## INSTRUCTIONS TO FOLLOW
Quote the records that follow in full and exactly; leave out the pictures.

+---+

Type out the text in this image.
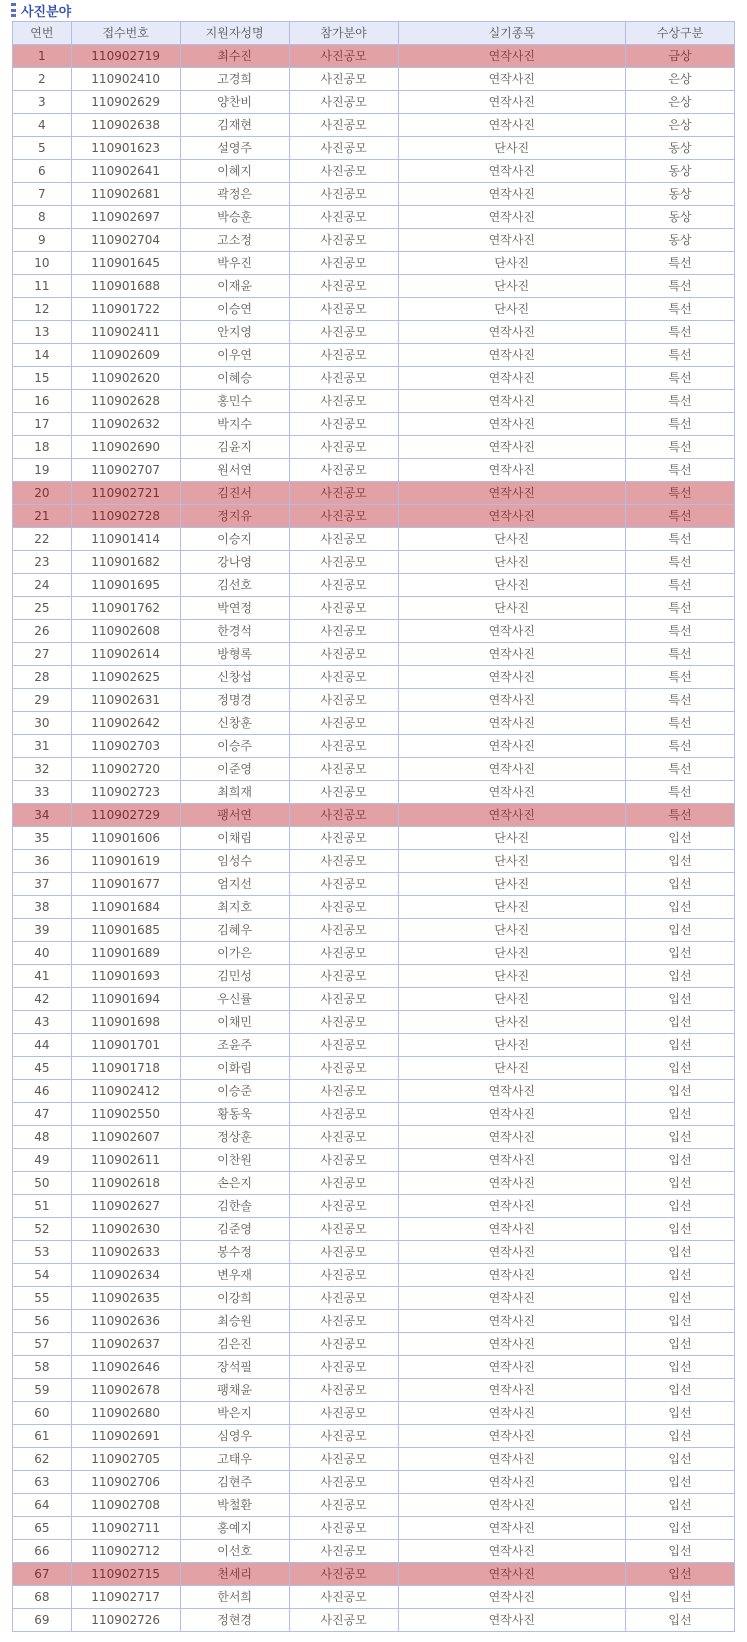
사진분야
연번	접수번호	지원자성명	참가분야	실기종목	수상구분
1	110902719	최수진	사진공모	연작사진	금상
2	110902410	고경희	사진공모	연작사진	은상
3	110902629	양찬비	사진공모	연작사진	은상
4	110902638	김재현	사진공모	연작사진	은상
5	110901623	설영주	사진공모	단사진	동상
6	110902641	이혜지	사진공모	연작사진	동상
7	110902681	곽정은	사진공모	연작사진	동상
8	110902697	박승훈	사진공모	연작사진	동상
9	110902704	고소정	사진공모	연작사진	동상
10	110901645	박우진	사진공모	단사진	특선
11	110901688	이재윤	사진공모	단사진	특선
12	110901722	이승연	사진공모	단사진	특선
13	110902411	안지영	사진공모	연작사진	특선
14	110902609	이우연	사진공모	연작사진	특선
15	110902620	이혜승	사진공모	연작사진	특선
16	110902628	홍민수	사진공모	연작사진	특선
17	110902632	박지수	사진공모	연작사진	특선
18	110902690	김윤지	사진공모	연작사진	특선
19	110902707	원서연	사진공모	연작사진	특선
20	110902721	김진서	사진공모	연작사진	특선
21	110902728	정지유	사진공모	연작사진	특선
22	110901414	이승지	사진공모	단사진	특선
23	110901682	강나영	사진공모	단사진	특선
24	110901695	김선호	사진공모	단사진	특선
25	110901762	박연정	사진공모	단사진	특선
26	110902608	한경석	사진공모	연작사진	특선
27	110902614	방형록	사진공모	연작사진	특선
28	110902625	신창섭	사진공모	연작사진	특선
29	110902631	정명경	사진공모	연작사진	특선
30	110902642	신창훈	사진공모	연작사진	특선
31	110902703	이승주	사진공모	연작사진	특선
32	110902720	이준영	사진공모	연작사진	특선
33	110902723	최희재	사진공모	연작사진	특선
34	110902729	팽서연	사진공모	연작사진	특선
35	110901606	이채림	사진공모	단사진	입선
36	110901619	임성수	사진공모	단사진	입선
37	110901677	엄지선	사진공모	단사진	입선
38	110901684	최지호	사진공모	단사진	입선
39	110901685	김혜우	사진공모	단사진	입선
40	110901689	이가은	사진공모	단사진	입선
41	110901693	김민성	사진공모	단사진	입선
42	110901694	우신률	사진공모	단사진	입선
43	110901698	이채민	사진공모	단사진	입선
44	110901701	조윤주	사진공모	단사진	입선
45	110901718	이화림	사진공모	단사진	입선
46	110902412	이승준	사진공모	연작사진	입선
47	110902550	황동욱	사진공모	연작사진	입선
48	110902607	정상훈	사진공모	연작사진	입선
49	110902611	이찬원	사진공모	연작사진	입선
50	110902618	손은지	사진공모	연작사진	입선
51	110902627	김한솔	사진공모	연작사진	입선
52	110902630	김준영	사진공모	연작사진	입선
53	110902633	봉수정	사진공모	연작사진	입선
54	110902634	변우재	사진공모	연작사진	입선
55	110902635	이강희	사진공모	연작사진	입선
56	110902636	최승원	사진공모	연작사진	입선
57	110902637	김은진	사진공모	연작사진	입선
58	110902646	장석필	사진공모	연작사진	입선
59	110902678	팽채윤	사진공모	연작사진	입선
60	110902680	박은지	사진공모	연작사진	입선
61	110902691	심영우	사진공모	연작사진	입선
62	110902705	고태우	사진공모	연작사진	입선
63	110902706	김현주	사진공모	연작사진	입선
64	110902708	박철환	사진공모	연작사진	입선
65	110902711	홍예지	사진공모	연작사진	입선
66	110902712	이선호	사진공모	연작사진	입선
67	110902715	천세리	사진공모	연작사진	입선
68	110902717	한서희	사진공모	연작사진	입선
69	110902726	정현경	사진공모	연작사진	입선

+---+

## FINAL RESULT
Type out the text in this image.
사진분야
연번	접수번호	지원자성명	참가분야	실기종목	수상구분
1	110902719	최수진	사진공모	연작사진	금상
2	110902410	고경희	사진공모	연작사진	은상
3	110902629	양찬비	사진공모	연작사진	은상
4	110902638	김재현	사진공모	연작사진	은상
5	110901623	설영주	사진공모	단사진	동상
6	110902641	이혜지	사진공모	연작사진	동상
7	110902681	곽정은	사진공모	연작사진	동상
8	110902697	박승훈	사진공모	연작사진	동상
9	110902704	고소정	사진공모	연작사진	동상
10	110901645	박우진	사진공모	단사진	특선
11	110901688	이재윤	사진공모	단사진	특선
12	110901722	이승연	사진공모	단사진	특선
13	110902411	안지영	사진공모	연작사진	특선
14	110902609	이우연	사진공모	연작사진	특선
15	110902620	이혜승	사진공모	연작사진	특선
16	110902628	홍민수	사진공모	연작사진	특선
17	110902632	박지수	사진공모	연작사진	특선
18	110902690	김윤지	사진공모	연작사진	특선
19	110902707	원서연	사진공모	연작사진	특선
20	110902721	김진서	사진공모	연작사진	특선
21	110902728	정지유	사진공모	연작사진	특선
22	110901414	이승지	사진공모	단사진	특선
23	110901682	강나영	사진공모	단사진	특선
24	110901695	김선호	사진공모	단사진	특선
25	110901762	박연정	사진공모	단사진	특선
26	110902608	한경석	사진공모	연작사진	특선
27	110902614	방형록	사진공모	연작사진	특선
28	110902625	신창섭	사진공모	연작사진	특선
29	110902631	정명경	사진공모	연작사진	특선
30	110902642	신창훈	사진공모	연작사진	특선
31	110902703	이승주	사진공모	연작사진	특선
32	110902720	이준영	사진공모	연작사진	특선
33	110902723	최희재	사진공모	연작사진	특선
34	110902729	팽서연	사진공모	연작사진	특선
35	110901606	이채림	사진공모	단사진	입선
36	110901619	임성수	사진공모	단사진	입선
37	110901677	엄지선	사진공모	단사진	입선
38	110901684	최지호	사진공모	단사진	입선
39	110901685	김혜우	사진공모	단사진	입선
40	110901689	이가은	사진공모	단사진	입선
41	110901693	김민성	사진공모	단사진	입선
42	110901694	우신률	사진공모	단사진	입선
43	110901698	이채민	사진공모	단사진	입선
44	110901701	조윤주	사진공모	단사진	입선
45	110901718	이화림	사진공모	단사진	입선
46	110902412	이승준	사진공모	연작사진	입선
47	110902550	황동욱	사진공모	연작사진	입선
48	110902607	정상훈	사진공모	연작사진	입선
49	110902611	이찬원	사진공모	연작사진	입선
50	110902618	손은지	사진공모	연작사진	입선
51	110902627	김한솔	사진공모	연작사진	입선
52	110902630	김준영	사진공모	연작사진	입선
53	110902633	봉수정	사진공모	연작사진	입선
54	110902634	변우재	사진공모	연작사진	입선
55	110902635	이강희	사진공모	연작사진	입선
56	110902636	최승원	사진공모	연작사진	입선
57	110902637	김은진	사진공모	연작사진	입선
58	110902646	장석필	사진공모	연작사진	입선
59	110902678	팽채윤	사진공모	연작사진	입선
60	110902680	박은지	사진공모	연작사진	입선
61	110902691	심영우	사진공모	연작사진	입선
62	110902705	고태우	사진공모	연작사진	입선
63	110902706	김현주	사진공모	연작사진	입선
64	110902708	박철환	사진공모	연작사진	입선
65	110902711	홍예지	사진공모	연작사진	입선
66	110902712	이선호	사진공모	연작사진	입선
67	110902715	천세리	사진공모	연작사진	입선
68	110902717	한서희	사진공모	연작사진	입선
69	110902726	정현경	사진공모	연작사진	입선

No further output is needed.